# THE EXERCISE
Spot each line in the records below where the word "Bodas" occurs, then copy it.
--
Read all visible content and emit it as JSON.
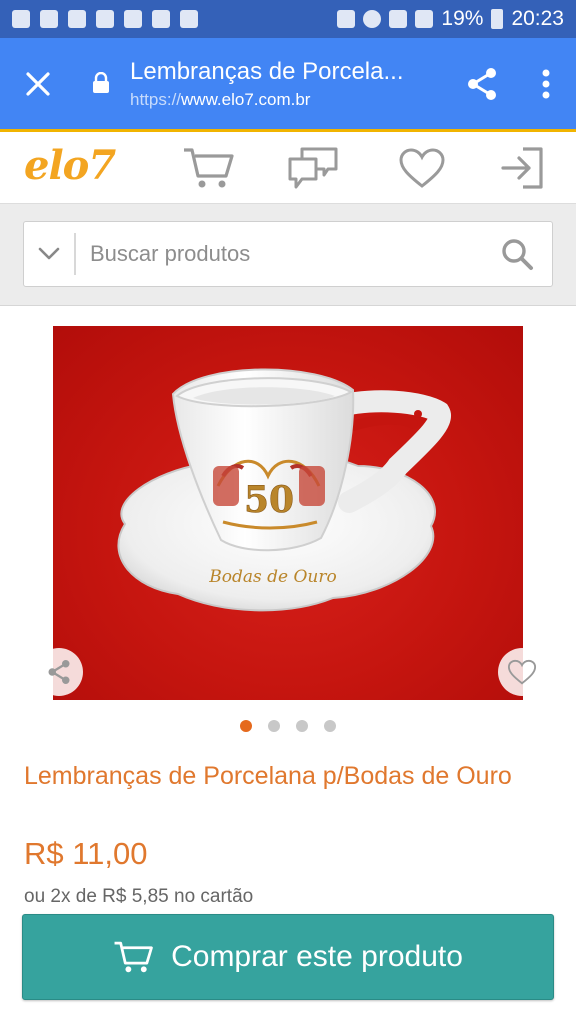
{
  "status_bar": {
    "battery_percent": "19%",
    "time": "20:23"
  },
  "toolbar": {
    "title": "Lembranças de Porcela...",
    "url_scheme": "https://",
    "url_host": "www.elo7.com.br"
  },
  "site": {
    "logo": "elo7"
  },
  "search": {
    "placeholder": "Buscar produtos"
  },
  "product": {
    "title": "Lembranças de Porcelana p/Bodas de Ouro",
    "price": "R$ 11,00",
    "installments": "ou 2x de R$ 5,85 no cartão",
    "image_number_label": "50",
    "image_inscription": "Bodas de Ouro",
    "carousel": {
      "count": 4,
      "active_index": 0
    }
  },
  "buy_button": {
    "label": "Comprar este produto"
  },
  "colors": {
    "toolbar_blue": "#4285f4",
    "brand_orange": "#f3a521",
    "title_orange": "#e0782e",
    "buy_teal": "#36a39e",
    "image_red": "#c5150f"
  },
  "icons": [
    "shield-icon",
    "close-icon",
    "lock-icon",
    "share-icon",
    "more-vert-icon",
    "cart-icon",
    "chat-icon",
    "heart-icon",
    "login-icon",
    "chevron-down-icon",
    "search-icon",
    "wifi-icon",
    "signal-icon",
    "battery-icon",
    "alarm-icon"
  ]
}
--
# EXERCISE RESPONSE
    "title": "Lembranças de Porcelana p/Bodas de Ouro",
    "image_inscription": "Bodas de Ouro",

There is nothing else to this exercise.